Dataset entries
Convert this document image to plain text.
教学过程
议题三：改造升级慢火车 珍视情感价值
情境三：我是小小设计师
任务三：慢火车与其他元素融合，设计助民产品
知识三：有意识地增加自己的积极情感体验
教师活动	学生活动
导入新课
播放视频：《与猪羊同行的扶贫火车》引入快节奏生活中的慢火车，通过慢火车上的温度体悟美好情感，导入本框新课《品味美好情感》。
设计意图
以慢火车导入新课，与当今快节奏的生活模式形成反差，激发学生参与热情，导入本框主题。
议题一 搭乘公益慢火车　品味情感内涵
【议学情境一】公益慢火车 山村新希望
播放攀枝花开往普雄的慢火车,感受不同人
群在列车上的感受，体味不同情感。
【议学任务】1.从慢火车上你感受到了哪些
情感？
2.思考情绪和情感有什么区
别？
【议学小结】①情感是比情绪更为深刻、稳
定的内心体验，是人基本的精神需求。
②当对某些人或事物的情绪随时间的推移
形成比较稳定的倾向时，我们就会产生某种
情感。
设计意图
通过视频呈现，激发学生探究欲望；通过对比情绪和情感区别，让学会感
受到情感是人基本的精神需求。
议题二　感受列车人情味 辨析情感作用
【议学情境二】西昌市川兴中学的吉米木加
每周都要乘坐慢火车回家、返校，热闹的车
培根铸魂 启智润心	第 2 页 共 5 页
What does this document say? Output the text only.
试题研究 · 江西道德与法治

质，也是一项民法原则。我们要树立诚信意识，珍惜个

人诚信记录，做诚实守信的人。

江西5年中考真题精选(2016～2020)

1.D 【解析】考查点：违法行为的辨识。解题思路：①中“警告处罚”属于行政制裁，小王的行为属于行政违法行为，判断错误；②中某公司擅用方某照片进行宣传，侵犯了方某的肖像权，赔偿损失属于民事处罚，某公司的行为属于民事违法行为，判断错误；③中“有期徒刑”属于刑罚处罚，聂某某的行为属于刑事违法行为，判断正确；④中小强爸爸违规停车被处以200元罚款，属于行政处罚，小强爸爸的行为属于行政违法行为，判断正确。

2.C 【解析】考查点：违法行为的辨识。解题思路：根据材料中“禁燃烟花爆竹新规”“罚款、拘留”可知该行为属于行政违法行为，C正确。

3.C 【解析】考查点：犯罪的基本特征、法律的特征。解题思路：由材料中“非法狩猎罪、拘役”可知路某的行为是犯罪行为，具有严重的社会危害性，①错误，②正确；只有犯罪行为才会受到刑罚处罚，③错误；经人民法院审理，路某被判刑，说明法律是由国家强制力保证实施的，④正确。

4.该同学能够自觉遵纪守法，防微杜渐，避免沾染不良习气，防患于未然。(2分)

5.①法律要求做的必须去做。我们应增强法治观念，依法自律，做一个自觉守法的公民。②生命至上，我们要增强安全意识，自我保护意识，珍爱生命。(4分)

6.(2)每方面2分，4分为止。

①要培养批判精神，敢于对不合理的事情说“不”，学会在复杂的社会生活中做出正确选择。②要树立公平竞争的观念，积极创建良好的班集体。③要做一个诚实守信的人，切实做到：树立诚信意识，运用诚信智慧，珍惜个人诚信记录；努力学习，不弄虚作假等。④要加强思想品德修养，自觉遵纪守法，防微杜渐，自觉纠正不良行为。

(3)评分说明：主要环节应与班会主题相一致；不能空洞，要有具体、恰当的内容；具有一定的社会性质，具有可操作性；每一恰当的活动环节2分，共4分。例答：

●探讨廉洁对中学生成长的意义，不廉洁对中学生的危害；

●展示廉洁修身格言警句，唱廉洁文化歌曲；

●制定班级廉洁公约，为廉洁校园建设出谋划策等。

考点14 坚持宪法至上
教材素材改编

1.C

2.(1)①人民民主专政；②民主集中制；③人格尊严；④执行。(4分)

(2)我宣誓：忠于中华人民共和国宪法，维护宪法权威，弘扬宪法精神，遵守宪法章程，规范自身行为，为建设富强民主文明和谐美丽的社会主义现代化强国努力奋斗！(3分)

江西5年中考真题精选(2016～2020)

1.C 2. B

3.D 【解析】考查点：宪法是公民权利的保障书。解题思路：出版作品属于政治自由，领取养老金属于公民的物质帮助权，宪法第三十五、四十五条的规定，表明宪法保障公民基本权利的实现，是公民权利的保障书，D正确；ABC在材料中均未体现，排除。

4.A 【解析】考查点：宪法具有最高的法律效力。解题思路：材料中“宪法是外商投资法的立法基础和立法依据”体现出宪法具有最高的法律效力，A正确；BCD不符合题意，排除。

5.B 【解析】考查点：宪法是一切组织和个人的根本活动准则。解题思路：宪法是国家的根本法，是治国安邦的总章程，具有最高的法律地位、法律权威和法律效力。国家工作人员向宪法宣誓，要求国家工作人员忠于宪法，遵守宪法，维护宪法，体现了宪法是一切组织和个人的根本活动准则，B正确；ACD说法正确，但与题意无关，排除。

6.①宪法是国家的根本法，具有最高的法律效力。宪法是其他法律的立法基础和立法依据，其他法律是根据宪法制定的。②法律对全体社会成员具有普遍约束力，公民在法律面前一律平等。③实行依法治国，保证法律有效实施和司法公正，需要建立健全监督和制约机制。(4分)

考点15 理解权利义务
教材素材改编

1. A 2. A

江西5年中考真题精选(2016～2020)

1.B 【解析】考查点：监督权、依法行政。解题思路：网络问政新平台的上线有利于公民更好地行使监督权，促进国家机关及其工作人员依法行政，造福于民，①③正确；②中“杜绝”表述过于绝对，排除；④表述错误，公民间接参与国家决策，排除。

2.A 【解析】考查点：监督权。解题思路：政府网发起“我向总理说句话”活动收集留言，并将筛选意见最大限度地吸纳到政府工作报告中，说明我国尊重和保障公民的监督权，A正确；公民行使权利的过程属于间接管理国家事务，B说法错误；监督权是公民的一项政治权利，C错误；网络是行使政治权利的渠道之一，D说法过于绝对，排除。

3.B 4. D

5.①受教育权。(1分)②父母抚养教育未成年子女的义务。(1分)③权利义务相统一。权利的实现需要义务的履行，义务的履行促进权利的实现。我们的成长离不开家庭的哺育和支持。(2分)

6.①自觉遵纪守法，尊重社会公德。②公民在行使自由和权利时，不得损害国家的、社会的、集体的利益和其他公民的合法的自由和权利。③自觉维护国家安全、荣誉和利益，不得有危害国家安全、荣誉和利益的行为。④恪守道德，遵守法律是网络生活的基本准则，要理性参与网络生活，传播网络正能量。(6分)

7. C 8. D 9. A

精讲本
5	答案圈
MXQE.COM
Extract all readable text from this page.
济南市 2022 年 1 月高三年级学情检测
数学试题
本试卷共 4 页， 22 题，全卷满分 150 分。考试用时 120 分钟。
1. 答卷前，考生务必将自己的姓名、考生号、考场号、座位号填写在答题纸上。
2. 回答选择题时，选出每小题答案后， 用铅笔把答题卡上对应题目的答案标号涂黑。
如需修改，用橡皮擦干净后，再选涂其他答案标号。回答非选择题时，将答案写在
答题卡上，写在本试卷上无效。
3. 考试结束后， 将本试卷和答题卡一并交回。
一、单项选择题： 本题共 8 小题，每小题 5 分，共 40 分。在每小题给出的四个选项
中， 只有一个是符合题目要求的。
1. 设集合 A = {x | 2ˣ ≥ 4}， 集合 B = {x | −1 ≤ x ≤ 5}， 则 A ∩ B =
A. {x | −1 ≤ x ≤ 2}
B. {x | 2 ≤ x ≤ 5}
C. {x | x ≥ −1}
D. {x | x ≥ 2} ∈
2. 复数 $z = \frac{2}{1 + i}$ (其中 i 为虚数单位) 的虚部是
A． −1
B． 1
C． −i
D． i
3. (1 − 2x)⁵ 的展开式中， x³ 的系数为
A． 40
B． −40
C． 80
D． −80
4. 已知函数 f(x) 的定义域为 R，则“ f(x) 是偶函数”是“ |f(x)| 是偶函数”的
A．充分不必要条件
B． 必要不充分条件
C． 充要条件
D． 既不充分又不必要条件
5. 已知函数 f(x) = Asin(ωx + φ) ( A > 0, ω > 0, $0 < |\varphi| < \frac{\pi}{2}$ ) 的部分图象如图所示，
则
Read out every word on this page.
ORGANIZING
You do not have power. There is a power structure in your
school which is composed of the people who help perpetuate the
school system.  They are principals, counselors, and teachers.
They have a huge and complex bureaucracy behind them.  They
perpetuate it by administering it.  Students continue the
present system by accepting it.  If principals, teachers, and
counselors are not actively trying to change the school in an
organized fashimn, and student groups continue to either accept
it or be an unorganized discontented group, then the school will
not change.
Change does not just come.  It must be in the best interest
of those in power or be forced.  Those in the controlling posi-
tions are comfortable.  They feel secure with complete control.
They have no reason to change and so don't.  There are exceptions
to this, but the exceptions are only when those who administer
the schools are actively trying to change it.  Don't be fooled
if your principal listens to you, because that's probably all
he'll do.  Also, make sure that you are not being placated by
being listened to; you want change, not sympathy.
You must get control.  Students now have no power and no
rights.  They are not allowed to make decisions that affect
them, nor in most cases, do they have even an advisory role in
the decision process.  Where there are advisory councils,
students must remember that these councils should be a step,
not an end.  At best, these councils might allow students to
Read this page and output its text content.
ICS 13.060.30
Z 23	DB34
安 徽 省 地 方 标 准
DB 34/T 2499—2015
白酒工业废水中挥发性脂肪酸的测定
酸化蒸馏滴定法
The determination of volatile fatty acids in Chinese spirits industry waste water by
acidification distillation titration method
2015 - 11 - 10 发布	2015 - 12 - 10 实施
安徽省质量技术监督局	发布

> [CHALLENGE] Write only the number of lines that include "text".

> [RESULT OF THE TASK] 4